Exercise brief: Scan the listing below and copy every line holding "Name".

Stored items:
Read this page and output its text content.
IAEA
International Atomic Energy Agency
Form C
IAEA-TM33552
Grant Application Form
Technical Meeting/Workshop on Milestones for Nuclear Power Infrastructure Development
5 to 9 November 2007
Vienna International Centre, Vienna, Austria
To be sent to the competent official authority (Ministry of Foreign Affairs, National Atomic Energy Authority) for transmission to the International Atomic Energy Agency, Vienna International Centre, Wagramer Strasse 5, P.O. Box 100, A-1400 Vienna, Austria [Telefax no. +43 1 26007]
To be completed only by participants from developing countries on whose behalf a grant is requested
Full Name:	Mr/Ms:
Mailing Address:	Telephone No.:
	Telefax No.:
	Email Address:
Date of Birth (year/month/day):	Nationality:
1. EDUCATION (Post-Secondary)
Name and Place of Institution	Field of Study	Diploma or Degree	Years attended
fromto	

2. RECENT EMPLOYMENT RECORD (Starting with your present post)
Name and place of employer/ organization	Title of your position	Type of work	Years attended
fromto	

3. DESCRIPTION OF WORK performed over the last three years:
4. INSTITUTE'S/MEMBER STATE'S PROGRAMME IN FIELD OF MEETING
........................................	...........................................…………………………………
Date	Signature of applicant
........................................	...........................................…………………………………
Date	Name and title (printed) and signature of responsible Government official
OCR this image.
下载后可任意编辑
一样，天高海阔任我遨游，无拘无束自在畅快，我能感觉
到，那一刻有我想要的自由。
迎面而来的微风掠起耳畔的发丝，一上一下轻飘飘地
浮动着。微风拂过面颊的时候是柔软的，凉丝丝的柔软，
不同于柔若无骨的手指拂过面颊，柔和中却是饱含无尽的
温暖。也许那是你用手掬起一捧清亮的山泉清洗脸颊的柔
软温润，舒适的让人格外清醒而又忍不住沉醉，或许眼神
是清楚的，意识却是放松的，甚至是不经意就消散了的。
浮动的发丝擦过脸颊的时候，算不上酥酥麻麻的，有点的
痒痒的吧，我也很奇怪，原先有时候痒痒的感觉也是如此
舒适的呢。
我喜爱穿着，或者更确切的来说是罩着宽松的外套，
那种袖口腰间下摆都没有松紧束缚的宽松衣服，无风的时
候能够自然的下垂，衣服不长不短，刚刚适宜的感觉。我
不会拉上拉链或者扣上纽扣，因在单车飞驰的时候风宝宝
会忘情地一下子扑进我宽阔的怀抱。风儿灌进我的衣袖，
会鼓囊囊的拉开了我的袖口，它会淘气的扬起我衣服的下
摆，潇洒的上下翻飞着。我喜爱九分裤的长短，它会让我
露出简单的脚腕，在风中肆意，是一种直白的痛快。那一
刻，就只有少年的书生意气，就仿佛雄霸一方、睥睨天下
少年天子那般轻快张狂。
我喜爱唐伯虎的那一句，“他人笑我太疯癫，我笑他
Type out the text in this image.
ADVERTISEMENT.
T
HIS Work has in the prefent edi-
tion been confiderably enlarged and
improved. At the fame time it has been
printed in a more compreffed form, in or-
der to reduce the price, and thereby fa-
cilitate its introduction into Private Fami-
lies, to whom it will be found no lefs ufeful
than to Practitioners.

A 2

Expected answer:
Full Name:	Mr/Ms:
Name and Place of Institution	Field of Study	Diploma or Degree	Years attended
Name and place of employer/ organization	Title of your position	Type of work	Years attended
Date	Name and title (printed) and signature of responsible Government official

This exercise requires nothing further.